▶ [What the exercise asks] Count every line in the entries that follow where the word "this" appears, then state only the total.

** Start of Records for processing **

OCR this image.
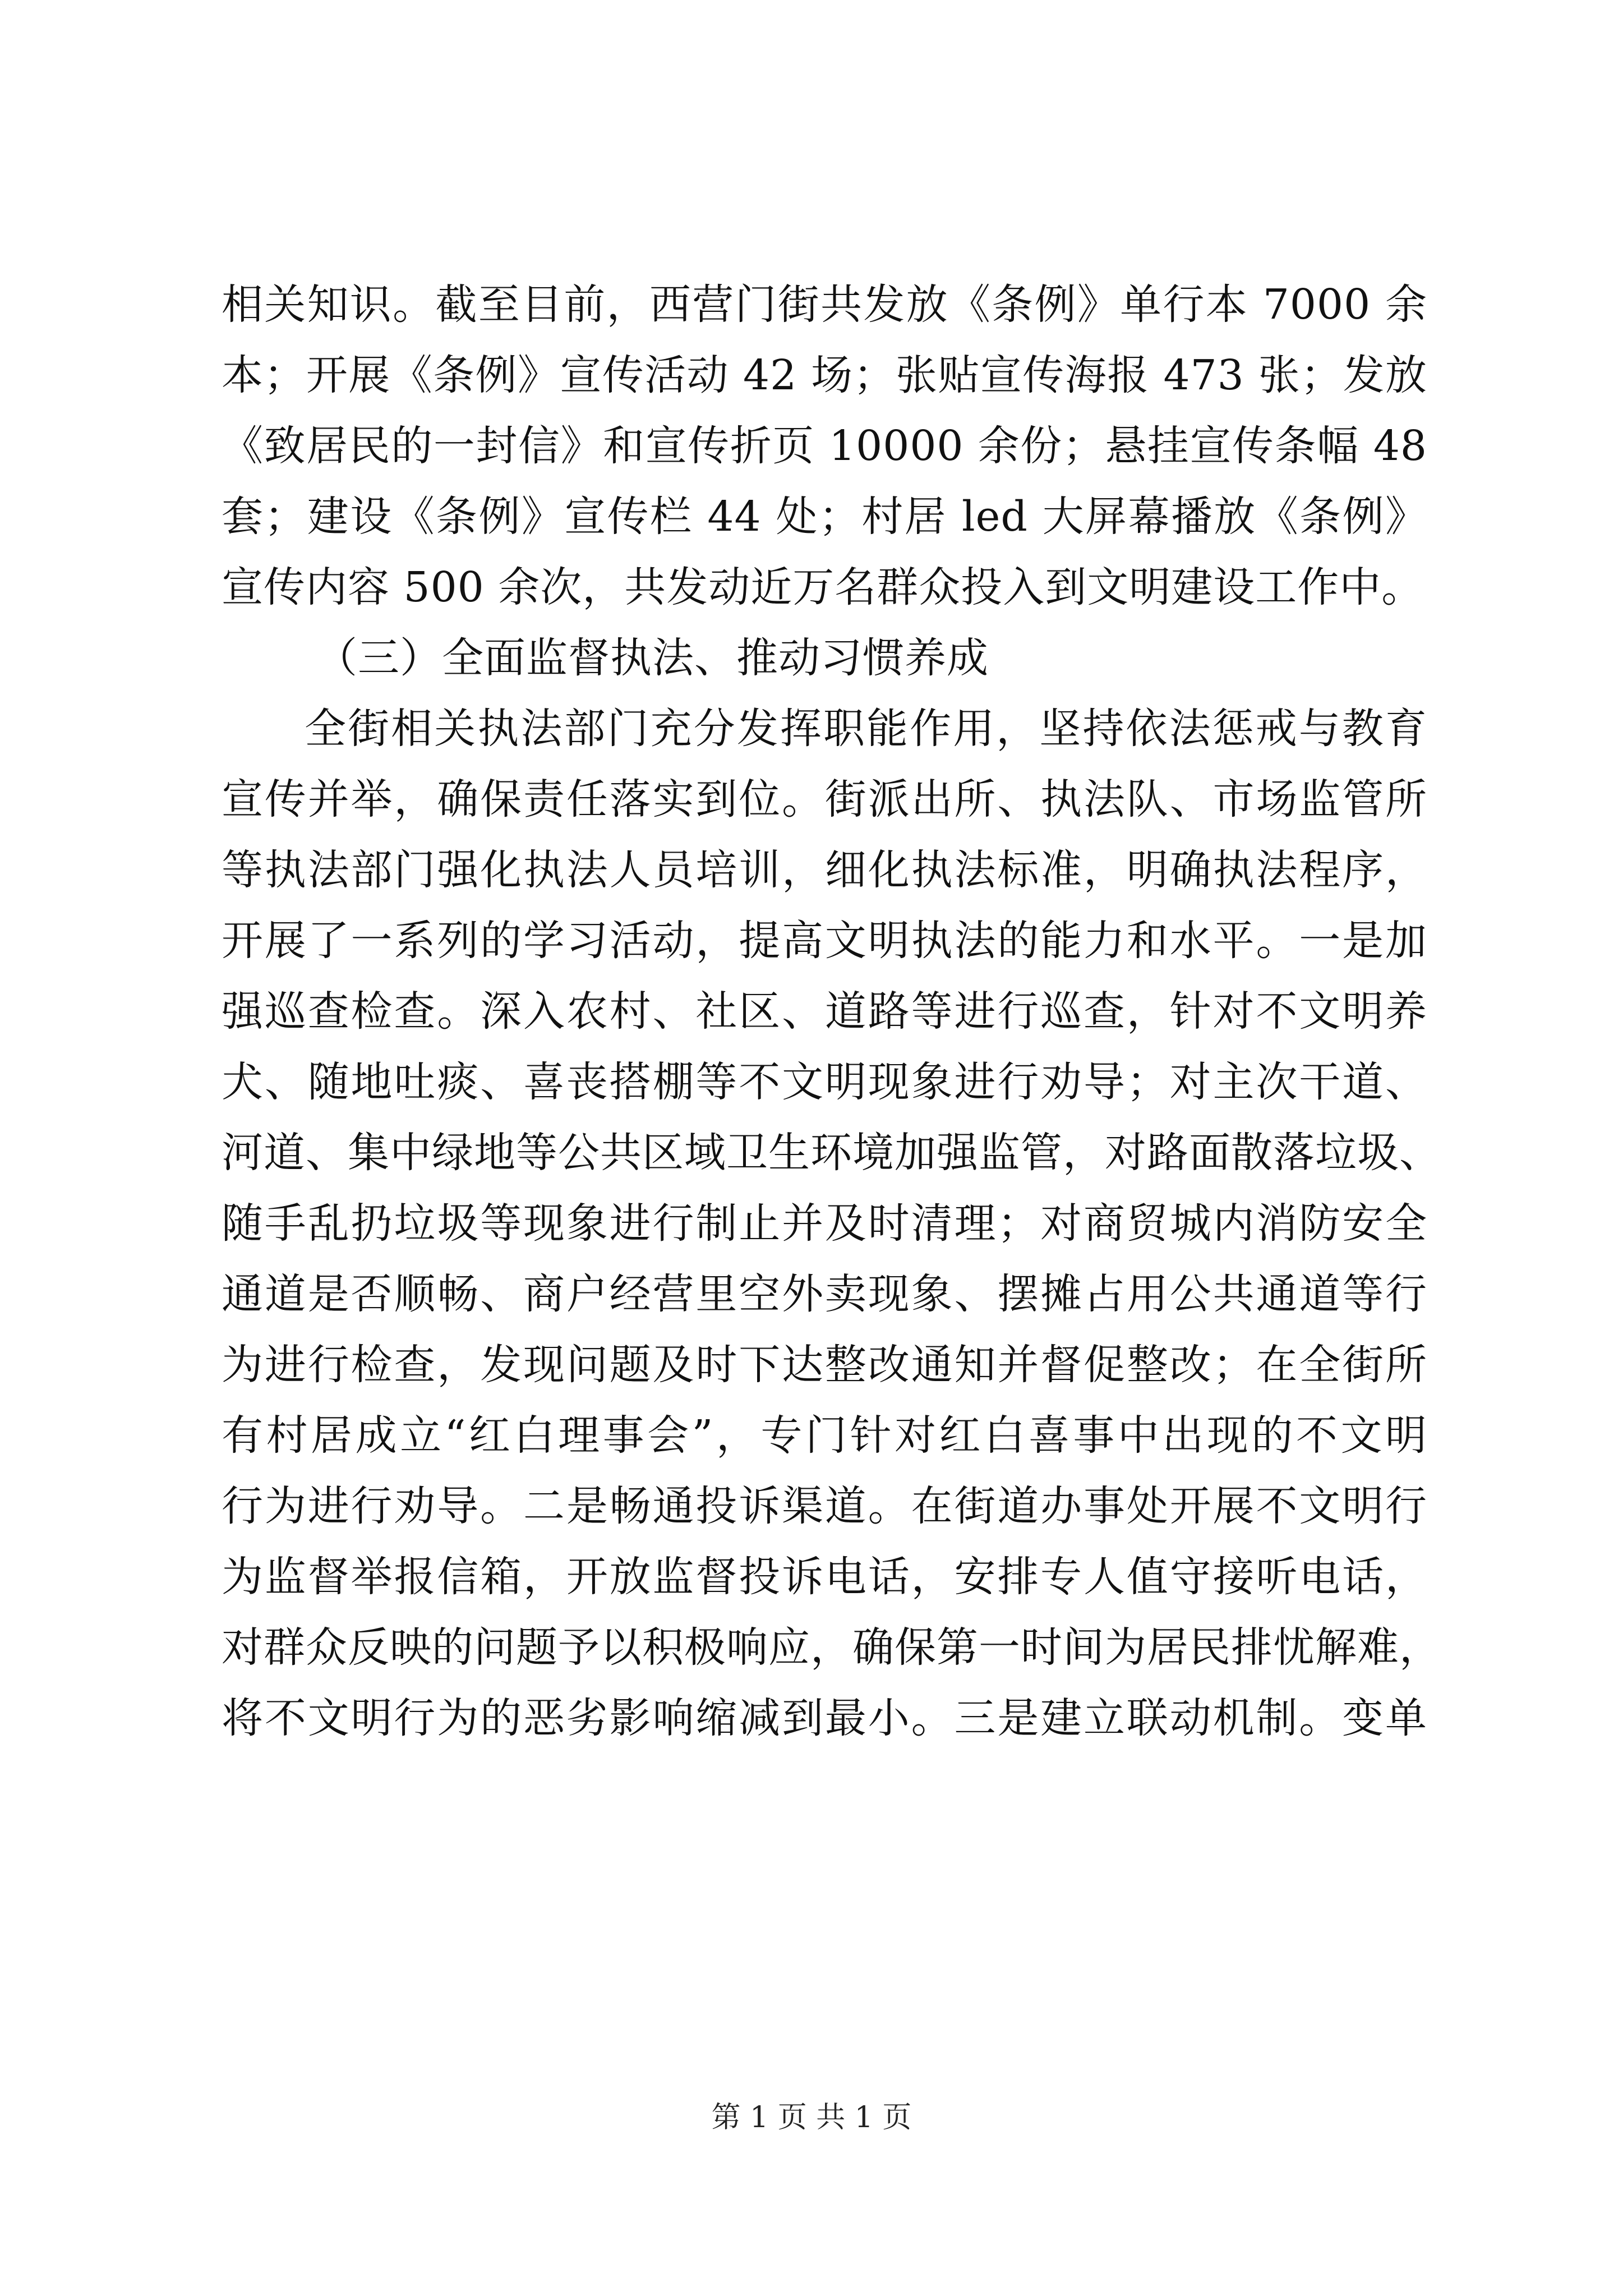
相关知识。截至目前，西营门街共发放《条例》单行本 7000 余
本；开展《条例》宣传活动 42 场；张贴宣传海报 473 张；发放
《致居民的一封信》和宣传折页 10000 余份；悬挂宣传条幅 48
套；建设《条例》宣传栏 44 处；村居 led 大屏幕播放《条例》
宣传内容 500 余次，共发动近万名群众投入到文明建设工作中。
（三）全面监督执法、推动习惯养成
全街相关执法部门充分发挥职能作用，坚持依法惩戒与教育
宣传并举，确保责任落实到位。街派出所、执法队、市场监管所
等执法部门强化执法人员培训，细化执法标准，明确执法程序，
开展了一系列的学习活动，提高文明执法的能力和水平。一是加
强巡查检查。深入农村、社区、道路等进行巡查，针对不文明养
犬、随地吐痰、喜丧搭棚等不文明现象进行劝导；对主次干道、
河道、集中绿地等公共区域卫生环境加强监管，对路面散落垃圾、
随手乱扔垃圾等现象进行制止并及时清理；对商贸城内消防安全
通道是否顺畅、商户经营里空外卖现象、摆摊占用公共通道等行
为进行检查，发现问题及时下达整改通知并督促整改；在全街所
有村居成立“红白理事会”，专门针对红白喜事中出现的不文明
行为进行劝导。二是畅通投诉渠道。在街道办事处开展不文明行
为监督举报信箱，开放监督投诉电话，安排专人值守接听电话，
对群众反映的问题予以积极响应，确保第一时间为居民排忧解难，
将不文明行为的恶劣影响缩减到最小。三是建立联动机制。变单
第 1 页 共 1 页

** End of Records for processing **
** Start of Records for processing **

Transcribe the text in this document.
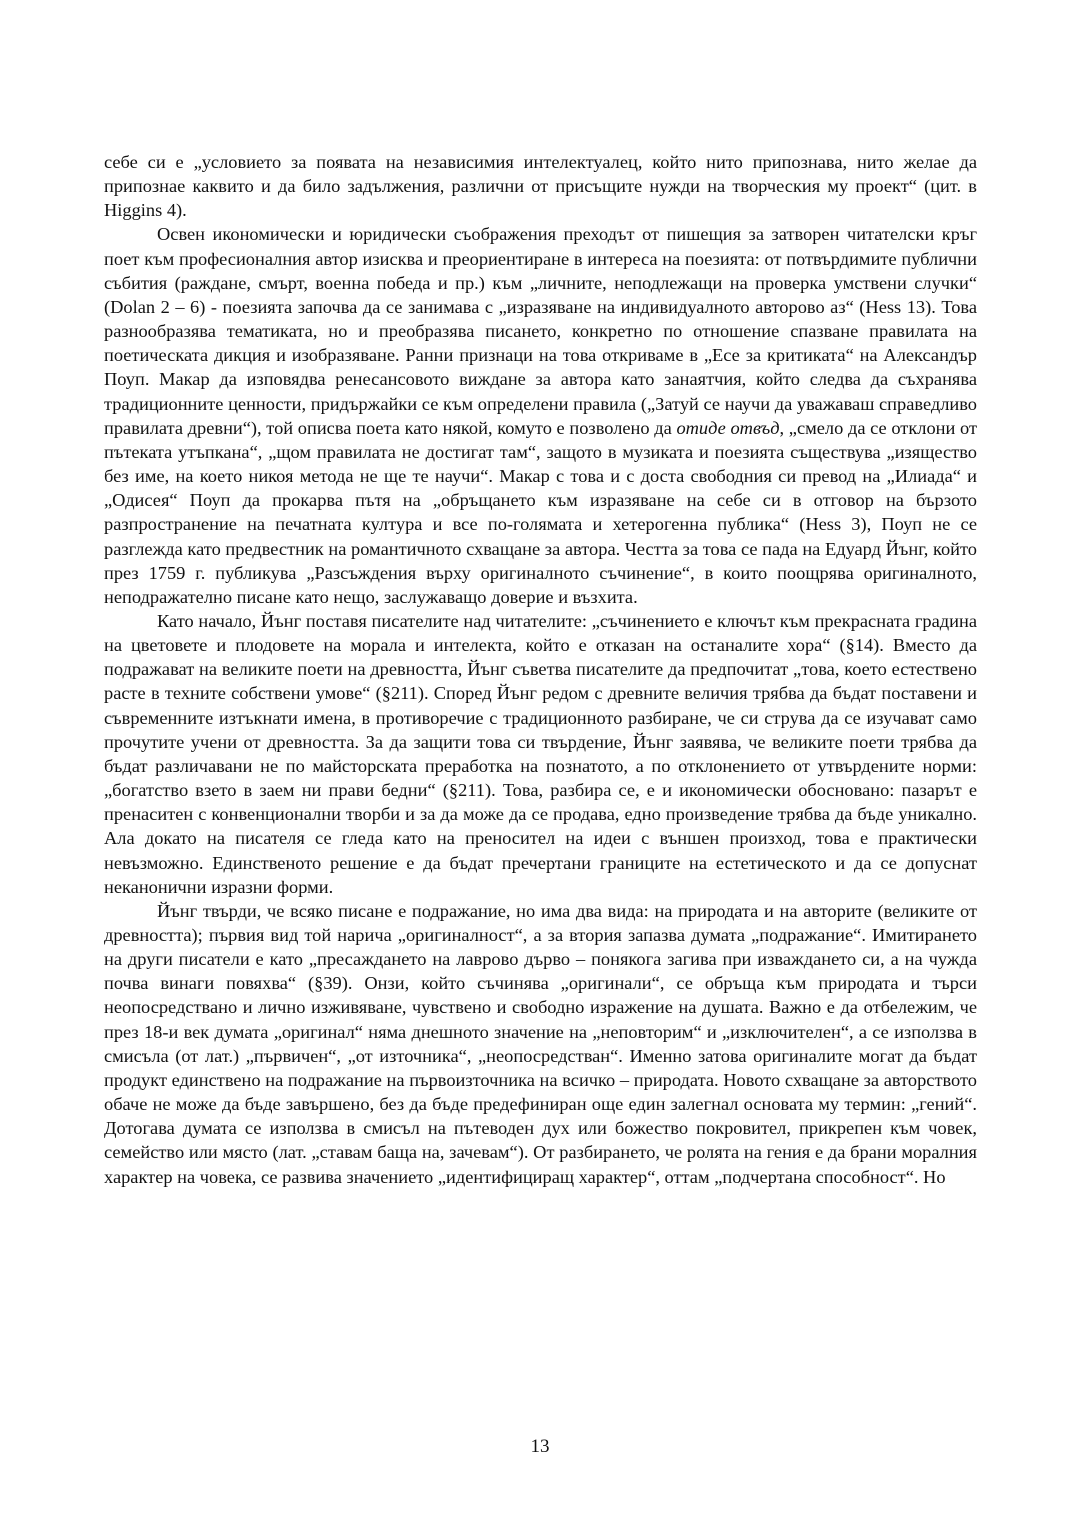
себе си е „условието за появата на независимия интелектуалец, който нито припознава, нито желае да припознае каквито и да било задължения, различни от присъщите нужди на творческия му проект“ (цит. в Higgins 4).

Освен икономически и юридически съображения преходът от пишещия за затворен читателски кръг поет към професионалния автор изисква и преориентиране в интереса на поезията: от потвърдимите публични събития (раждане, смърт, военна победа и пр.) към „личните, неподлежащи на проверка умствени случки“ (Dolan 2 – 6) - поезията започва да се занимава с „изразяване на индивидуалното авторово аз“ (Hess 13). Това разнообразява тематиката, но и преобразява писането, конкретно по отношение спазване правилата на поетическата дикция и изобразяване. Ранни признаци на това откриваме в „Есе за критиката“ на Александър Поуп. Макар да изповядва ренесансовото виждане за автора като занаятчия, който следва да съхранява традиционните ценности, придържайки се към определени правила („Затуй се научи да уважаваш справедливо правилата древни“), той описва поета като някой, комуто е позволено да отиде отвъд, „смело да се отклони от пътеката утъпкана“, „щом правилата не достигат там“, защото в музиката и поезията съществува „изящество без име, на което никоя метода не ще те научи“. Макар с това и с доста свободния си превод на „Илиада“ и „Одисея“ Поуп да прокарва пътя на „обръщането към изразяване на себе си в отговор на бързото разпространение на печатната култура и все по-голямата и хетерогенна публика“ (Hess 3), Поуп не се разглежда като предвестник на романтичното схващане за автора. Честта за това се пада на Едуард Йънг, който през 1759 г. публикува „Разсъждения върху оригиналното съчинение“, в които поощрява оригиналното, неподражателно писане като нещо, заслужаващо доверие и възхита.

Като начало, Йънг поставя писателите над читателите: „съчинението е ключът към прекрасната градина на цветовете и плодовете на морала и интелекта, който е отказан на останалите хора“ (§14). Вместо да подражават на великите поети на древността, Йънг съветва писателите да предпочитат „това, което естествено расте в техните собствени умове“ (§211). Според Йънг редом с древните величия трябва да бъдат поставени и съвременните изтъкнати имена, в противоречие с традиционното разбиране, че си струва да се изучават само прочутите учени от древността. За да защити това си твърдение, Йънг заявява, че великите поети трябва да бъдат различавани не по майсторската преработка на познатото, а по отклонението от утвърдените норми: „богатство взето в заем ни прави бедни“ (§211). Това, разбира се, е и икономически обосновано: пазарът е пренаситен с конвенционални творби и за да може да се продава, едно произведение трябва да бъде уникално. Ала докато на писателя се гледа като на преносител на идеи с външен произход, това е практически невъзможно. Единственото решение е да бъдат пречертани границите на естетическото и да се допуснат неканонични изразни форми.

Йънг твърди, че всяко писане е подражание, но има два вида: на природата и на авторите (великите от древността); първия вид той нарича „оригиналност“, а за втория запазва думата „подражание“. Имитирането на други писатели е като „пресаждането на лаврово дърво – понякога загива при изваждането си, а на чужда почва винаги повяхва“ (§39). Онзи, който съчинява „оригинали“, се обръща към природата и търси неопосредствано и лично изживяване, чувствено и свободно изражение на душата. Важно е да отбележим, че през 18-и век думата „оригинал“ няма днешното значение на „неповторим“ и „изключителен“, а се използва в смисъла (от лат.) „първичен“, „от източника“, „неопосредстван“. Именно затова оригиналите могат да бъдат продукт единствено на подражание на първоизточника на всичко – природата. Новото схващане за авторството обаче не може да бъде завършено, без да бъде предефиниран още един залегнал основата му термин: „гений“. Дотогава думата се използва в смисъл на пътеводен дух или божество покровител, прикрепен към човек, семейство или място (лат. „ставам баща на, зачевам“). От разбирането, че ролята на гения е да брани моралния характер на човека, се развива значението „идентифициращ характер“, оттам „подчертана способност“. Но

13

** End of Records for processing **

▶ [Exercise result] 2